-- DATA EXCERPTS start --
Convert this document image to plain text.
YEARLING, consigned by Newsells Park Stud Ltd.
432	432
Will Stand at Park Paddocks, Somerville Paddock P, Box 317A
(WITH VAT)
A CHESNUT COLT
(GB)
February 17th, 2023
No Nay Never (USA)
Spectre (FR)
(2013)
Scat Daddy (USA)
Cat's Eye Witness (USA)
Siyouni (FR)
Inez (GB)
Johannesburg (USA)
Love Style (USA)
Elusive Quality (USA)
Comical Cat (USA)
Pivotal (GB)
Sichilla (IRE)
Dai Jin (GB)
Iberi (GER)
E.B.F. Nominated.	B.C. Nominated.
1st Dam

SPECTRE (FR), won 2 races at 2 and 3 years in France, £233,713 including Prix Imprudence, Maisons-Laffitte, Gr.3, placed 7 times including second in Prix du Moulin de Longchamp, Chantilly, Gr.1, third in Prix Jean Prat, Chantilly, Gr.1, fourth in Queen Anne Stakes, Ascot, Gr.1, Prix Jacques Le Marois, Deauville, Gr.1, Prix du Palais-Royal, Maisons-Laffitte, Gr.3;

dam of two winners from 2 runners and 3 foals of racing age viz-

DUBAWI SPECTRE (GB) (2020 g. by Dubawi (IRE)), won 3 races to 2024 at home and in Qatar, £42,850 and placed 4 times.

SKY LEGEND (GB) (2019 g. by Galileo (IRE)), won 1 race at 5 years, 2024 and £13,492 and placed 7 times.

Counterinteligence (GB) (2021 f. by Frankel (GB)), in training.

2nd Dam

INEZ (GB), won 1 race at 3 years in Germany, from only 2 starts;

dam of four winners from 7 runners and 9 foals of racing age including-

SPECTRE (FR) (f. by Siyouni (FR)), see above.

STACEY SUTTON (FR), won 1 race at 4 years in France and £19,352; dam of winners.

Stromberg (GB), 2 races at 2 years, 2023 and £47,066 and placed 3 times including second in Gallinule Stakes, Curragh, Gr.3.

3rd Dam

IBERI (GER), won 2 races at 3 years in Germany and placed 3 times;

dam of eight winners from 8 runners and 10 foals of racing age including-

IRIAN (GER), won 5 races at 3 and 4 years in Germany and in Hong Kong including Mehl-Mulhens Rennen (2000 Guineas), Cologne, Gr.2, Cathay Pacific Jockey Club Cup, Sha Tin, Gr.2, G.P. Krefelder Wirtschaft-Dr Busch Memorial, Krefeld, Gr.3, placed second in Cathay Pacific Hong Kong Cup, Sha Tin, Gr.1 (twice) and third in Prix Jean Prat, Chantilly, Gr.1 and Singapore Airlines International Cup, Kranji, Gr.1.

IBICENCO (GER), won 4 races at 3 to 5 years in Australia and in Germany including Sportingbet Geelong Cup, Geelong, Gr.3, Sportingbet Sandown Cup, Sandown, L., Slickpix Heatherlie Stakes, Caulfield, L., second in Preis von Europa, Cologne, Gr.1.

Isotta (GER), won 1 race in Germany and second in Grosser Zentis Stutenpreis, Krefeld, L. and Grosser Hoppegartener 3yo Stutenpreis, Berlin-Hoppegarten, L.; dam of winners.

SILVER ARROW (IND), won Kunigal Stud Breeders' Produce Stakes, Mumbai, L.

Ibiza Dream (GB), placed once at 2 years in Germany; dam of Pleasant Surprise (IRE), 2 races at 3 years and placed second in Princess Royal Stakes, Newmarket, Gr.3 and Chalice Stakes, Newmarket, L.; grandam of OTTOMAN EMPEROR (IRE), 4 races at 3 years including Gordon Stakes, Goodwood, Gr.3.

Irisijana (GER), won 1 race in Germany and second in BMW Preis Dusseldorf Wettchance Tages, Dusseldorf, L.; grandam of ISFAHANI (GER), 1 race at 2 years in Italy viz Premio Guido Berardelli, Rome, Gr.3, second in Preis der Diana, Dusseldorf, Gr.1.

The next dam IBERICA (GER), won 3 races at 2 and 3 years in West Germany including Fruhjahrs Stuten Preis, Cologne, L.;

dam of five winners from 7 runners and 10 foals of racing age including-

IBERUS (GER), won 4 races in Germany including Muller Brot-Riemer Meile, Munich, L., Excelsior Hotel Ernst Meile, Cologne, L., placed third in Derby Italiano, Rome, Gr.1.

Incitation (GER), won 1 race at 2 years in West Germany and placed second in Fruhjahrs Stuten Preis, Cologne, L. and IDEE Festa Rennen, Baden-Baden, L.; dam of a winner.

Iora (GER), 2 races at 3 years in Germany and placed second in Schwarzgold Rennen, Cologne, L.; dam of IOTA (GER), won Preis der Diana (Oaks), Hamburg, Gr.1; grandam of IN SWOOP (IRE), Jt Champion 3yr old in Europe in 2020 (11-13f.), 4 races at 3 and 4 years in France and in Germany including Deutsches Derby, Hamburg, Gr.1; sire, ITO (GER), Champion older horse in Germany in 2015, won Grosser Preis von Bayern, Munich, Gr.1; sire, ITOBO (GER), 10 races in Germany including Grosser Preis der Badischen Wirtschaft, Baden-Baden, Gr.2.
-- DATA EXCERPTS end --
EXERCISE: Copy down the whole of the data above, matching it exactly.

OUTPUT FOR THIS EXERCISE:
Convert this document image to plain text.
YEARLING, consigned by Newsells Park Stud Ltd.
432	432
Will Stand at Park Paddocks, Somerville Paddock P, Box 317A
(WITH VAT)
A CHESNUT COLT
(GB)
February 17th, 2023
No Nay Never (USA)
Spectre (FR)
(2013)
Scat Daddy (USA)
Cat's Eye Witness (USA)
Siyouni (FR)
Inez (GB)
Johannesburg (USA)
Love Style (USA)
Elusive Quality (USA)
Comical Cat (USA)
Pivotal (GB)
Sichilla (IRE)
Dai Jin (GB)
Iberi (GER)
E.B.F. Nominated.	B.C. Nominated.
1st Dam

SPECTRE (FR), won 2 races at 2 and 3 years in France, £233,713 including Prix Imprudence, Maisons-Laffitte, Gr.3, placed 7 times including second in Prix du Moulin de Longchamp, Chantilly, Gr.1, third in Prix Jean Prat, Chantilly, Gr.1, fourth in Queen Anne Stakes, Ascot, Gr.1, Prix Jacques Le Marois, Deauville, Gr.1, Prix du Palais-Royal, Maisons-Laffitte, Gr.3;

dam of two winners from 2 runners and 3 foals of racing age viz-

DUBAWI SPECTRE (GB) (2020 g. by Dubawi (IRE)), won 3 races to 2024 at home and in Qatar, £42,850 and placed 4 times.

SKY LEGEND (GB) (2019 g. by Galileo (IRE)), won 1 race at 5 years, 2024 and £13,492 and placed 7 times.

Counterinteligence (GB) (2021 f. by Frankel (GB)), in training.

2nd Dam

INEZ (GB), won 1 race at 3 years in Germany, from only 2 starts;

dam of four winners from 7 runners and 9 foals of racing age including-

SPECTRE (FR) (f. by Siyouni (FR)), see above.

STACEY SUTTON (FR), won 1 race at 4 years in France and £19,352; dam of winners.

Stromberg (GB), 2 races at 2 years, 2023 and £47,066 and placed 3 times including second in Gallinule Stakes, Curragh, Gr.3.

3rd Dam

IBERI (GER), won 2 races at 3 years in Germany and placed 3 times;

dam of eight winners from 8 runners and 10 foals of racing age including-

IRIAN (GER), won 5 races at 3 and 4 years in Germany and in Hong Kong including Mehl-Mulhens Rennen (2000 Guineas), Cologne, Gr.2, Cathay Pacific Jockey Club Cup, Sha Tin, Gr.2, G.P. Krefelder Wirtschaft-Dr Busch Memorial, Krefeld, Gr.3, placed second in Cathay Pacific Hong Kong Cup, Sha Tin, Gr.1 (twice) and third in Prix Jean Prat, Chantilly, Gr.1 and Singapore Airlines International Cup, Kranji, Gr.1.

IBICENCO (GER), won 4 races at 3 to 5 years in Australia and in Germany including Sportingbet Geelong Cup, Geelong, Gr.3, Sportingbet Sandown Cup, Sandown, L., Slickpix Heatherlie Stakes, Caulfield, L., second in Preis von Europa, Cologne, Gr.1.

Isotta (GER), won 1 race in Germany and second in Grosser Zentis Stutenpreis, Krefeld, L. and Grosser Hoppegartener 3yo Stutenpreis, Berlin-Hoppegarten, L.; dam of winners.

SILVER ARROW (IND), won Kunigal Stud Breeders' Produce Stakes, Mumbai, L.

Ibiza Dream (GB), placed once at 2 years in Germany; dam of Pleasant Surprise (IRE), 2 races at 3 years and placed second in Princess Royal Stakes, Newmarket, Gr.3 and Chalice Stakes, Newmarket, L.; grandam of OTTOMAN EMPEROR (IRE), 4 races at 3 years including Gordon Stakes, Goodwood, Gr.3.

Irisijana (GER), won 1 race in Germany and second in BMW Preis Dusseldorf Wettchance Tages, Dusseldorf, L.; grandam of ISFAHANI (GER), 1 race at 2 years in Italy viz Premio Guido Berardelli, Rome, Gr.3, second in Preis der Diana, Dusseldorf, Gr.1.

The next dam IBERICA (GER), won 3 races at 2 and 3 years in West Germany including Fruhjahrs Stuten Preis, Cologne, L.;

dam of five winners from 7 runners and 10 foals of racing age including-

IBERUS (GER), won 4 races in Germany including Muller Brot-Riemer Meile, Munich, L., Excelsior Hotel Ernst Meile, Cologne, L., placed third in Derby Italiano, Rome, Gr.1.

Incitation (GER), won 1 race at 2 years in West Germany and placed second in Fruhjahrs Stuten Preis, Cologne, L. and IDEE Festa Rennen, Baden-Baden, L.; dam of a winner.

Iora (GER), 2 races at 3 years in Germany and placed second in Schwarzgold Rennen, Cologne, L.; dam of IOTA (GER), won Preis der Diana (Oaks), Hamburg, Gr.1; grandam of IN SWOOP (IRE), Jt Champion 3yr old in Europe in 2020 (11-13f.), 4 races at 3 and 4 years in France and in Germany including Deutsches Derby, Hamburg, Gr.1; sire, ITO (GER), Champion older horse in Germany in 2015, won Grosser Preis von Bayern, Munich, Gr.1; sire, ITOBO (GER), 10 races in Germany including Grosser Preis der Badischen Wirtschaft, Baden-Baden, Gr.2.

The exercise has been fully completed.